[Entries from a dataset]
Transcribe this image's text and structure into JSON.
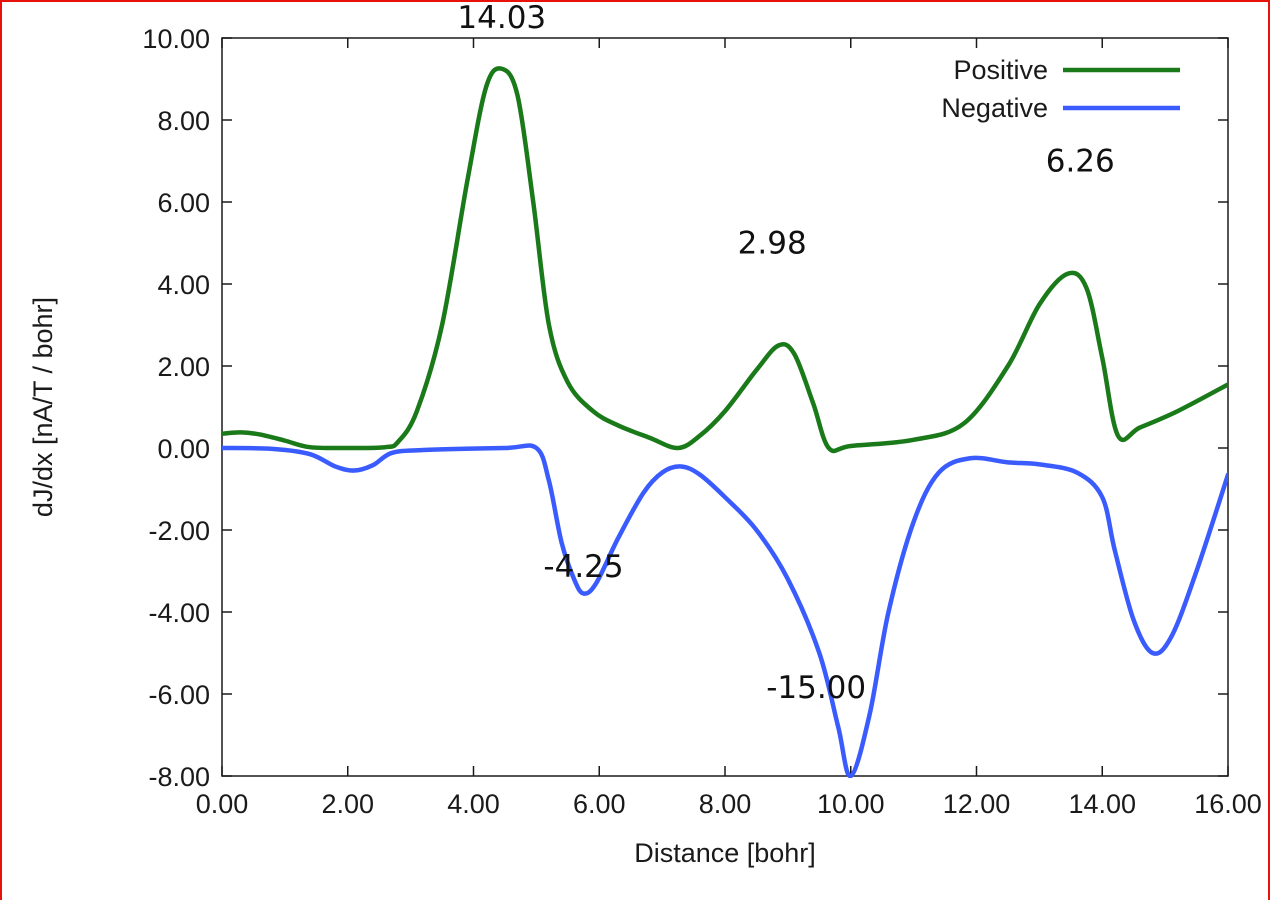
{
  "chart_data": {
    "type": "line",
    "xlabel": "Distance [bohr]",
    "ylabel": "dJ/dx [nA/T / bohr]",
    "xlim": [
      0,
      16
    ],
    "ylim": [
      -8,
      10
    ],
    "xticks": [
      0,
      2,
      4,
      6,
      8,
      10,
      12,
      14,
      16
    ],
    "yticks": [
      -8,
      -6,
      -4,
      -2,
      0,
      2,
      4,
      6,
      8,
      10
    ],
    "xtick_labels": [
      "0.00",
      "2.00",
      "4.00",
      "6.00",
      "8.00",
      "10.00",
      "12.00",
      "14.00",
      "16.00"
    ],
    "ytick_labels": [
      "-8.00",
      "-6.00",
      "-4.00",
      "-2.00",
      "0.00",
      "2.00",
      "4.00",
      "6.00",
      "8.00",
      "10.00"
    ],
    "grid": false,
    "legend_position": "top-right",
    "series": [
      {
        "name": "Positive",
        "color": "#1a7a1a",
        "x": [
          0,
          0.3,
          0.6,
          1.0,
          1.4,
          2.0,
          2.6,
          2.8,
          3.1,
          3.5,
          3.9,
          4.2,
          4.45,
          4.7,
          4.95,
          5.2,
          5.5,
          5.9,
          6.3,
          6.8,
          7.25,
          7.6,
          8.0,
          8.5,
          8.85,
          9.1,
          9.4,
          9.65,
          10.0,
          11.0,
          11.8,
          12.5,
          13.0,
          13.45,
          13.75,
          14.0,
          14.25,
          14.6,
          15.2,
          16.0
        ],
        "y": [
          0.35,
          0.38,
          0.33,
          0.18,
          0.02,
          0.0,
          0.02,
          0.15,
          0.9,
          3.0,
          6.5,
          8.8,
          9.25,
          8.6,
          6.0,
          3.0,
          1.6,
          0.9,
          0.55,
          0.25,
          0.0,
          0.3,
          0.9,
          1.9,
          2.5,
          2.3,
          1.1,
          0.0,
          0.05,
          0.2,
          0.6,
          2.0,
          3.5,
          4.25,
          3.9,
          2.2,
          0.3,
          0.5,
          0.9,
          1.55
        ]
      },
      {
        "name": "Negative",
        "color": "#3a5cff",
        "x": [
          0,
          0.8,
          1.4,
          1.8,
          2.1,
          2.4,
          2.7,
          3.2,
          4.5,
          5.0,
          5.2,
          5.4,
          5.6,
          5.75,
          5.95,
          6.3,
          6.7,
          7.0,
          7.3,
          7.6,
          8.0,
          8.5,
          9.0,
          9.5,
          9.8,
          10.0,
          10.3,
          10.6,
          11.0,
          11.4,
          11.9,
          12.5,
          13.0,
          13.6,
          14.0,
          14.2,
          14.5,
          14.8,
          15.1,
          15.5,
          16.0
        ],
        "y": [
          0.0,
          -0.02,
          -0.15,
          -0.45,
          -0.55,
          -0.42,
          -0.12,
          -0.05,
          0.0,
          0.0,
          -0.8,
          -2.3,
          -3.2,
          -3.55,
          -3.3,
          -2.2,
          -1.1,
          -0.6,
          -0.45,
          -0.65,
          -1.2,
          -2.0,
          -3.2,
          -5.0,
          -6.8,
          -8.0,
          -6.5,
          -4.0,
          -1.8,
          -0.6,
          -0.25,
          -0.35,
          -0.4,
          -0.6,
          -1.2,
          -2.5,
          -4.2,
          -5.0,
          -4.6,
          -3.0,
          -0.65
        ]
      }
    ],
    "annotations": [
      {
        "text": "14.03",
        "x": 4.45,
        "y": 10.25
      },
      {
        "text": "2.98",
        "x": 8.75,
        "y": 4.75
      },
      {
        "text": "6.26",
        "x": 13.65,
        "y": 6.75
      },
      {
        "text": "-4.25",
        "x": 5.75,
        "y": -3.15
      },
      {
        "text": "-15.00",
        "x": 9.45,
        "y": -6.1
      }
    ]
  }
}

* **Written instruction**:
Will you set down the records word for word while leaving out every picture?

* **Task answer**:
Transcribe this image's text and structure into JSON.
{
  "chart_data": {
    "type": "line",
    "xlabel": "Distance [bohr]",
    "ylabel": "dJ/dx [nA/T / bohr]",
    "xlim": [
      0,
      16
    ],
    "ylim": [
      -8,
      10
    ],
    "xticks": [
      0,
      2,
      4,
      6,
      8,
      10,
      12,
      14,
      16
    ],
    "yticks": [
      -8,
      -6,
      -4,
      -2,
      0,
      2,
      4,
      6,
      8,
      10
    ],
    "xtick_labels": [
      "0.00",
      "2.00",
      "4.00",
      "6.00",
      "8.00",
      "10.00",
      "12.00",
      "14.00",
      "16.00"
    ],
    "ytick_labels": [
      "-8.00",
      "-6.00",
      "-4.00",
      "-2.00",
      "0.00",
      "2.00",
      "4.00",
      "6.00",
      "8.00",
      "10.00"
    ],
    "grid": false,
    "legend_position": "top-right",
    "series": [
      {
        "name": "Positive",
        "color": "#1a7a1a",
        "x": [
          0,
          0.3,
          0.6,
          1.0,
          1.4,
          2.0,
          2.6,
          2.8,
          3.1,
          3.5,
          3.9,
          4.2,
          4.45,
          4.7,
          4.95,
          5.2,
          5.5,
          5.9,
          6.3,
          6.8,
          7.25,
          7.6,
          8.0,
          8.5,
          8.85,
          9.1,
          9.4,
          9.65,
          10.0,
          11.0,
          11.8,
          12.5,
          13.0,
          13.45,
          13.75,
          14.0,
          14.25,
          14.6,
          15.2,
          16.0
        ],
        "y": [
          0.35,
          0.38,
          0.33,
          0.18,
          0.02,
          0.0,
          0.02,
          0.15,
          0.9,
          3.0,
          6.5,
          8.8,
          9.25,
          8.6,
          6.0,
          3.0,
          1.6,
          0.9,
          0.55,
          0.25,
          0.0,
          0.3,
          0.9,
          1.9,
          2.5,
          2.3,
          1.1,
          0.0,
          0.05,
          0.2,
          0.6,
          2.0,
          3.5,
          4.25,
          3.9,
          2.2,
          0.3,
          0.5,
          0.9,
          1.55
        ]
      },
      {
        "name": "Negative",
        "color": "#3a5cff",
        "x": [
          0,
          0.8,
          1.4,
          1.8,
          2.1,
          2.4,
          2.7,
          3.2,
          4.5,
          5.0,
          5.2,
          5.4,
          5.6,
          5.75,
          5.95,
          6.3,
          6.7,
          7.0,
          7.3,
          7.6,
          8.0,
          8.5,
          9.0,
          9.5,
          9.8,
          10.0,
          10.3,
          10.6,
          11.0,
          11.4,
          11.9,
          12.5,
          13.0,
          13.6,
          14.0,
          14.2,
          14.5,
          14.8,
          15.1,
          15.5,
          16.0
        ],
        "y": [
          0.0,
          -0.02,
          -0.15,
          -0.45,
          -0.55,
          -0.42,
          -0.12,
          -0.05,
          0.0,
          0.0,
          -0.8,
          -2.3,
          -3.2,
          -3.55,
          -3.3,
          -2.2,
          -1.1,
          -0.6,
          -0.45,
          -0.65,
          -1.2,
          -2.0,
          -3.2,
          -5.0,
          -6.8,
          -8.0,
          -6.5,
          -4.0,
          -1.8,
          -0.6,
          -0.25,
          -0.35,
          -0.4,
          -0.6,
          -1.2,
          -2.5,
          -4.2,
          -5.0,
          -4.6,
          -3.0,
          -0.65
        ]
      }
    ],
    "annotations": [
      {
        "text": "14.03",
        "x": 4.45,
        "y": 10.25
      },
      {
        "text": "2.98",
        "x": 8.75,
        "y": 4.75
      },
      {
        "text": "6.26",
        "x": 13.65,
        "y": 6.75
      },
      {
        "text": "-4.25",
        "x": 5.75,
        "y": -3.15
      },
      {
        "text": "-15.00",
        "x": 9.45,
        "y": -6.1
      }
    ]
  }
}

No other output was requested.